--- start of RECORD LIST ---
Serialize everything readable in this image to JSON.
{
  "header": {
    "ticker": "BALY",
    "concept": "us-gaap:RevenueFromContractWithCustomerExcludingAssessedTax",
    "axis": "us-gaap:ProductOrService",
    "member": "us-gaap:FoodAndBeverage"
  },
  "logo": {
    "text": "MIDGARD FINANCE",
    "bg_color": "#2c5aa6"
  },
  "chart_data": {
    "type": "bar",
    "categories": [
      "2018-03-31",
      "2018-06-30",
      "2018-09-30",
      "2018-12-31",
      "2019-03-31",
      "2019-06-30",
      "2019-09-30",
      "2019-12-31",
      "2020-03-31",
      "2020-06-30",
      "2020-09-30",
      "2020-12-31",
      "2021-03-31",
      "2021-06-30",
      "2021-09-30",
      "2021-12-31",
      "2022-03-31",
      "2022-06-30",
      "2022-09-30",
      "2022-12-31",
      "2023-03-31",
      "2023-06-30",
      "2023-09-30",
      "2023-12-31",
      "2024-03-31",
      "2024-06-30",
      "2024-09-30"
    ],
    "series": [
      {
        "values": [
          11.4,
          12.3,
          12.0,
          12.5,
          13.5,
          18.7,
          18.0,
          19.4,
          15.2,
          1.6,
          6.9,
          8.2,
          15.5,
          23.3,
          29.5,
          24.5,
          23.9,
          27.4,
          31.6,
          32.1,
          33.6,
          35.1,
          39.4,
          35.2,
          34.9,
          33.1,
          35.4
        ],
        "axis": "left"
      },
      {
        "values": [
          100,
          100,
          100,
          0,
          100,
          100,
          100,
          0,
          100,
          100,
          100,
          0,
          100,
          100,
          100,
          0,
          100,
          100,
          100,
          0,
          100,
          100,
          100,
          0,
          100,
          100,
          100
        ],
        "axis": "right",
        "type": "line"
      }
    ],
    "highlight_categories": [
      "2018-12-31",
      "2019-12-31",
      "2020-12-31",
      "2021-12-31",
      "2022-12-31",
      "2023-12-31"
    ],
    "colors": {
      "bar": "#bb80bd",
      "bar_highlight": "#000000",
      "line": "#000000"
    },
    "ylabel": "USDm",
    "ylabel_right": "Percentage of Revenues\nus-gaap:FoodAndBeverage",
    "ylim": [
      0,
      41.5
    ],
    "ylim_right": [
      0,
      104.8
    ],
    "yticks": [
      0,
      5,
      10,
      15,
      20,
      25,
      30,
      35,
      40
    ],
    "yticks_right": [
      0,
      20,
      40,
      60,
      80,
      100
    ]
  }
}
--- end of RECORD LIST ---
_WHAT YOU NEED TO DO:_ Your answer should be a single number: the count of lines in the entries that contain the word "axis".

_ANSWER TO THE PROBLEM:_ 3